— Begin Record list —

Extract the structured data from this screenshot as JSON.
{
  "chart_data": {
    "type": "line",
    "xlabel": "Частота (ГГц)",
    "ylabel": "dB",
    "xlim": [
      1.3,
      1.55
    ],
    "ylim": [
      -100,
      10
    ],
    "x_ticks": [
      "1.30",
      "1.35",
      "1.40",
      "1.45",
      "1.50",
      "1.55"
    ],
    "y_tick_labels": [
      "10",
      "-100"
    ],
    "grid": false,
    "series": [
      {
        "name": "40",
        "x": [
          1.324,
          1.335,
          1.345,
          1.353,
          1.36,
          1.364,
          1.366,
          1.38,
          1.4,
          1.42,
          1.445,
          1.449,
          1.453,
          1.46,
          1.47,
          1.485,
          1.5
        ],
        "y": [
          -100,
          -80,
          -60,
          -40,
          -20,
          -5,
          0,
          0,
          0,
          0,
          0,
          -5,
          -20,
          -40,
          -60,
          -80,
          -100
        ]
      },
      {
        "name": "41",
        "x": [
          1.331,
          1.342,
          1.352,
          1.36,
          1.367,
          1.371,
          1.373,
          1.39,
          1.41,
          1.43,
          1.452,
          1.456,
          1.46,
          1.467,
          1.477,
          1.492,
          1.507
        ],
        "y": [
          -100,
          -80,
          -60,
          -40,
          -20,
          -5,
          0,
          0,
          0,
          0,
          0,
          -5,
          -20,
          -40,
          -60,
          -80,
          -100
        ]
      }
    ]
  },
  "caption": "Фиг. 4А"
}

— End Record list —

=== Your task ===
Copy out each record, keeping every word as it is.

=== Answer for the task ===
Extract the structured data from this screenshot as JSON.
{
  "chart_data": {
    "type": "line",
    "xlabel": "Частота (ГГц)",
    "ylabel": "dB",
    "xlim": [
      1.3,
      1.55
    ],
    "ylim": [
      -100,
      10
    ],
    "x_ticks": [
      "1.30",
      "1.35",
      "1.40",
      "1.45",
      "1.50",
      "1.55"
    ],
    "y_tick_labels": [
      "10",
      "-100"
    ],
    "grid": false,
    "series": [
      {
        "name": "40",
        "x": [
          1.324,
          1.335,
          1.345,
          1.353,
          1.36,
          1.364,
          1.366,
          1.38,
          1.4,
          1.42,
          1.445,
          1.449,
          1.453,
          1.46,
          1.47,
          1.485,
          1.5
        ],
        "y": [
          -100,
          -80,
          -60,
          -40,
          -20,
          -5,
          0,
          0,
          0,
          0,
          0,
          -5,
          -20,
          -40,
          -60,
          -80,
          -100
        ]
      },
      {
        "name": "41",
        "x": [
          1.331,
          1.342,
          1.352,
          1.36,
          1.367,
          1.371,
          1.373,
          1.39,
          1.41,
          1.43,
          1.452,
          1.456,
          1.46,
          1.467,
          1.477,
          1.492,
          1.507
        ],
        "y": [
          -100,
          -80,
          -60,
          -40,
          -20,
          -5,
          0,
          0,
          0,
          0,
          0,
          -5,
          -20,
          -40,
          -60,
          -80,
          -100
        ]
      }
    ]
  },
  "caption": "Фиг. 4А"
}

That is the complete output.